A visual representation of touching remote and local tokens that are in a cross-site proximity relationship can be achieved by displaying or projecting the visual representation of the remote token sufficiently close to the physical location of the local token to substantially generate an illusion of touching. It is then of course necessary to localize the local token with sufficient accuracy. This may be achieved by dividing the active space of the terminal into a discrete set of token positions, each of which is dimensioned so as to be able to receive exactly one token, and each of which is adapted to detect the presence of a token.

The terminals of the present invention are adapted to interact with other terminals in a network. To this end, they are equipped with communication means to exchange token relationship information with a storage means.

The storage means may be a database of a known kind

accessible via the network. Alternatively, the storage means may consist of different memory elements distributed among the terminals. Communication between the terminals occurs by exchanging information with the storage means.

The terminal is further provided with proximity logic to convert raw token related observations into proximity relationship information which can lead to appropriate displaying or projecting of remote tokens. The terminal thus provides a simple and intuitive user interface in a

distributed, physical-virtual space, which allows complex, remote multi-user interactions while requiring only a minimum of semantic conventions.

In an exemplary embodiment, the terminal of the invention comprises an active whiteboard on which the position and identity of card shaped tokens can be detected, wherein the touching of local tokens can be detected by comparing their respective positions, and representations can be displayed in the correct position so as to provide the illusion of two remote tokens touching, or a local token and a remote token touching. In a particular embodiment, the boards are

equipped with a raster of RFID readers, or similar NFC card detection technology, so that identities and positions of tagged cards are detected when being placed on the board.

Record extracts:

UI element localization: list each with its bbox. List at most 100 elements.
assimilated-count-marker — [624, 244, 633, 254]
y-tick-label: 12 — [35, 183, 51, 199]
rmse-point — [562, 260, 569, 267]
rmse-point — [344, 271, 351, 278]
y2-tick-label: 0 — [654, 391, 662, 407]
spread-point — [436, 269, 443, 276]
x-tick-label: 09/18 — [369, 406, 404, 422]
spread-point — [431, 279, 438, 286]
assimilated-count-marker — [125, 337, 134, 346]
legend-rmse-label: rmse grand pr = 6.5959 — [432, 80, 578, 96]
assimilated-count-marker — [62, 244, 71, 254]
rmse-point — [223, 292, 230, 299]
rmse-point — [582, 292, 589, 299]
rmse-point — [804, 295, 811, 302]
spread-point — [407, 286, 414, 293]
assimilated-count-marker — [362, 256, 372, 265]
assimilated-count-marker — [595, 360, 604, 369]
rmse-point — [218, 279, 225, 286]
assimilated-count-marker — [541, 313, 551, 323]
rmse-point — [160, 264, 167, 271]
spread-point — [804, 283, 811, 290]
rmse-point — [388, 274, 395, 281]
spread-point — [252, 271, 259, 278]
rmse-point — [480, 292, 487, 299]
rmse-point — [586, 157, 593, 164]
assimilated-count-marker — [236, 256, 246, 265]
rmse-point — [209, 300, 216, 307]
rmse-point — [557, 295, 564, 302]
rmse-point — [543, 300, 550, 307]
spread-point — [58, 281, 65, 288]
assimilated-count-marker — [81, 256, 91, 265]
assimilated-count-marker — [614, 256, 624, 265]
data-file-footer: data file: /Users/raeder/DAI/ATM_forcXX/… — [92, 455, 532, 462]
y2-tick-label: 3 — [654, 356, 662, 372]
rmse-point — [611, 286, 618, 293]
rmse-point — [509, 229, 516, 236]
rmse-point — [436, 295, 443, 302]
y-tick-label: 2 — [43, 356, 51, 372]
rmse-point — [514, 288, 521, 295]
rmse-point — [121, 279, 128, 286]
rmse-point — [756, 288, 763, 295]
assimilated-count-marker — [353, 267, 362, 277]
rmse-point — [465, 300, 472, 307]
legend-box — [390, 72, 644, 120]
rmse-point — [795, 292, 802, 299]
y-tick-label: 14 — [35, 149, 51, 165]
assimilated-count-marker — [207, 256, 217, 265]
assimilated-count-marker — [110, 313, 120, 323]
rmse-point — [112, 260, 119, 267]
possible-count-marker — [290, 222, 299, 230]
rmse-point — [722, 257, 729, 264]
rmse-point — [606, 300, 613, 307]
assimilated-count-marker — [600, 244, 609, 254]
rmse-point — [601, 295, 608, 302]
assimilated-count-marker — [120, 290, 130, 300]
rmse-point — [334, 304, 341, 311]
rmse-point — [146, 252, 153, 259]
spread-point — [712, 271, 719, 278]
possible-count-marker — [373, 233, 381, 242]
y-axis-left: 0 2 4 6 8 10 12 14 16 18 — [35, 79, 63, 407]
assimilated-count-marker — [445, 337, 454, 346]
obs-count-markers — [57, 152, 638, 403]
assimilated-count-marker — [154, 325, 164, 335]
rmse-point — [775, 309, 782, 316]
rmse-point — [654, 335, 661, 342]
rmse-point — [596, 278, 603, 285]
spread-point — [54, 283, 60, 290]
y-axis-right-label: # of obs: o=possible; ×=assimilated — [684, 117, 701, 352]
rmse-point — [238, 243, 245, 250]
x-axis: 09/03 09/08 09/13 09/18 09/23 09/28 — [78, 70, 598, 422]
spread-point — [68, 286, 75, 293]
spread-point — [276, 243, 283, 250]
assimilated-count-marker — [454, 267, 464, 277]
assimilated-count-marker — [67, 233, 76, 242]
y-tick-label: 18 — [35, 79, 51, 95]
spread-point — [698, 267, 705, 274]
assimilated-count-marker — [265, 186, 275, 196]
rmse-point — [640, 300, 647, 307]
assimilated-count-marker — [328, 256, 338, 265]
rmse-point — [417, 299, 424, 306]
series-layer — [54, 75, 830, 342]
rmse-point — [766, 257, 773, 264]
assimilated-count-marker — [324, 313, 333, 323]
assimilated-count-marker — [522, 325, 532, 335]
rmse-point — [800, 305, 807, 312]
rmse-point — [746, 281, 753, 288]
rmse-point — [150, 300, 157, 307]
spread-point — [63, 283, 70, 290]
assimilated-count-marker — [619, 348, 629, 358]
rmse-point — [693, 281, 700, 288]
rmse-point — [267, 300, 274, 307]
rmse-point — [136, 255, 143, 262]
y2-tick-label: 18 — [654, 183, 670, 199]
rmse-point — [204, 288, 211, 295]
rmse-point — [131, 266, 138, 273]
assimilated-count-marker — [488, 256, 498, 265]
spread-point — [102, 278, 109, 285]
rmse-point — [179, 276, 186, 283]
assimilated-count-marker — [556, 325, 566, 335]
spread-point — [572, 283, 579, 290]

To do:
1. In the token terminal excerpt, what is the alternative to the storage means being a database accessible via the network?
2. Write out the part of the token terminal excerpt between "The terminals of" and "a storage means.", inclusive.

Solutions in order:
1. The storage means may consist of different memory elements distributed among the terminals.

2.
The terminals of the present invention are adapted to interact with other terminals in a network. To this end, they are equipped with communication means to exchange token relationship information with a storage means.